## Tasks and exercises
a: From the PostgreSQL standby thread, return the part that opens with the words containing "Even nicer would" and closes with "Andrew Rawnsley (#5)".
b: Answer these questions about the PostgreSQL standby thread, one line each:
(i) According to Tom Lane, what might shutting down the standby block, and what might pile up rapidly?
(ii) In the reply signed by Csaba, what would be nicer than shutting down the standby to copy it?
(iii) What does Tom Lane consider the most likely recovery path if the standby goes off-line?
c: Continue the PostgreSQL standby thread from the point where it stops.

## Document excerpt

-- begin --

IMHO the #1 priority in the current PITR/WAL shipping system is to make the
standby able to tolerate being shut down and restarted, i.e. actually having
a true standby mode and not the current method of doing it only on startup.

This fits nicely in what I would like to achieve, and it might be
actually a better start.

While it is a trivial thing to fool postgres into staying in startup/restore
mode with a restore_command that blocks until more files are available, if
the machine needs to be shut down for whatever reason you have to go back to
the last image and replay to the present, which isn't always convenient. Nor
are you able to shut down the standby, copy it to a second instance to use
for testing/development/whatever, and restart the standby.

Why would you shut down the standby to copy it ? It would by nicer to be
able build a "standby of the standby" ;-)
Even nicer would be to have a stand-by which allows read only access,
but I guess that's a tough call.

Cheers,
Csaba.

#8Tom Lane
tgl@sss.pgh.pa.us
In reply to: Andrew Rawnsley (#5)
Re: streamlined standby procedure

Andrew Rawnsley <ronz@investoranalytics.com> writes:

IMHO the #1 priority in the current PITR/WAL shipping system is to make the
standby able to tolerate being shut down and restarted, i.e. actually having
a true standby mode and not the current method of doing it only on startup.

How is shutting down the standby a good idea? Seems like that will
block the master too --- or at least result in WAL log files piling up
rapidly. If the standby goes off-line, abandoning it and starting from
a fresh base backup when you are ready to restart it seems like the most
likely recovery path. For sure I don't see this as the "#1 priority".

regards, tom lane

#9Andrew Rawnsley
andrew.rawnsley@investoranalytics.com
In reply to: Tom Lane (#8)

-- end --

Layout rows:
-- begin --

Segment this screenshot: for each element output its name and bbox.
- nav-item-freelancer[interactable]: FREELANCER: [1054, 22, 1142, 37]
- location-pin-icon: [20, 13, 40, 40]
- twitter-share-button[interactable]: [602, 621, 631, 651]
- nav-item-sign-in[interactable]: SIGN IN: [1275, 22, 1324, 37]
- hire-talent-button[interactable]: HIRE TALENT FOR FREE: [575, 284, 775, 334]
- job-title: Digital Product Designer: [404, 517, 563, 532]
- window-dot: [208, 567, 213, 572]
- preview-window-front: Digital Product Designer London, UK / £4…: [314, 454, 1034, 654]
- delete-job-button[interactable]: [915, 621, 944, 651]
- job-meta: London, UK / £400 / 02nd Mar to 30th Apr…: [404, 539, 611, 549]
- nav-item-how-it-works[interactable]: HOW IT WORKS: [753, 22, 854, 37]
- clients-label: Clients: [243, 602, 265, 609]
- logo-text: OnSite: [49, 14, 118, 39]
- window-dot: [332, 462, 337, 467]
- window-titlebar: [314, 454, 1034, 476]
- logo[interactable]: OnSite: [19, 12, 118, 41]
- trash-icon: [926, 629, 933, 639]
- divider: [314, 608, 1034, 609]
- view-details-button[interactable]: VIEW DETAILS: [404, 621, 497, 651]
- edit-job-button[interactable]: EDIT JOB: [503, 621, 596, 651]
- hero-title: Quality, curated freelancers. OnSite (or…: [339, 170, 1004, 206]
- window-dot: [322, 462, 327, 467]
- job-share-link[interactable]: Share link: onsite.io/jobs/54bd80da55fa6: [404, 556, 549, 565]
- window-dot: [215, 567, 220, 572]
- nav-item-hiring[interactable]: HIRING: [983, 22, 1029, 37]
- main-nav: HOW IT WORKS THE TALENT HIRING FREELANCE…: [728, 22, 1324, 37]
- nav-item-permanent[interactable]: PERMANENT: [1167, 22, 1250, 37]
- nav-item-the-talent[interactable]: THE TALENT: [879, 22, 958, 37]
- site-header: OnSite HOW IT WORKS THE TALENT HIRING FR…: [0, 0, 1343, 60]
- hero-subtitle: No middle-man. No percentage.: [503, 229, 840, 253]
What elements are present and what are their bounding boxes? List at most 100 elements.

-- end --

## Outputs for the tasks
a:
Even nicer would be to have a stand-by which allows read only access,
but I guess that's a tough call.

Cheers,
Csaba.

#8Tom Lane
tgl@sss.pgh.pa.us
In reply to: Andrew Rawnsley (#5)

b:
(i) The master, and WAL log files.
(ii) Being able to build a "standby of the standby."
(iii) Abandoning the standby and starting from a fresh base backup when ready to restart it.

c:
Re: streamlined standby procedure

On 2/7/06 1:19 PM, "Tom Lane" <tgl@sss.pgh.pa.us> wrote:

Andrew Rawnsley <ronz@investoranalytics.com> writes:

IMHO the #1 priority in the current PITR/WAL shipping system is to make the
standby able to tolerate being shut down and restarted, i.e. actually having
a true standby mode and not the current method of doing it only on startup.

How is shutting down the standby a good idea? Seems like that will
block the master too --- or at least result in WAL log files piling up
rapidly. If the standby goes off-line, abandoning it and starting from
a fresh base backup when you are ready to restart it seems like the most
likely recovery path. For sure I don't see this as the "#1 priority".

regards, tom lane

I wasn't suggesting this in the context of Csaba's auto-ship plan (and, to
be clear, not #1 in the context of the entire database development. Just
PITR).

For one, sometimes you have no choice about the standby being shut down, but
most of the time you can plan for that. As for Csaba's question of why I
would want to create a copy of a standby, its the easiest way to create
development and testing snapshots at standby locations, and for making
paranoid operations people confident that your standby procedures are
working. I do it with my Oracle (pardon the 'O' word) installations all the
time, and I despise being able to do something with Oracle that I can't with
PG.

I ship WAL logs around in batches independent of the archive command to
several locations. Either I :

A) let the logs 'pile up' on the standby (crap has to pile up somewhere),
and apply them should the standby be needed (could take some time should the
'pile' be large). The only way here to keep the recover time short is to
re-image the database frequently and ship it around. Not nice with big
databases.

B) Do the blocking recover command to continually apply the logs as they get
moved around. While this can generate good clever points, its a rig.
Fragile.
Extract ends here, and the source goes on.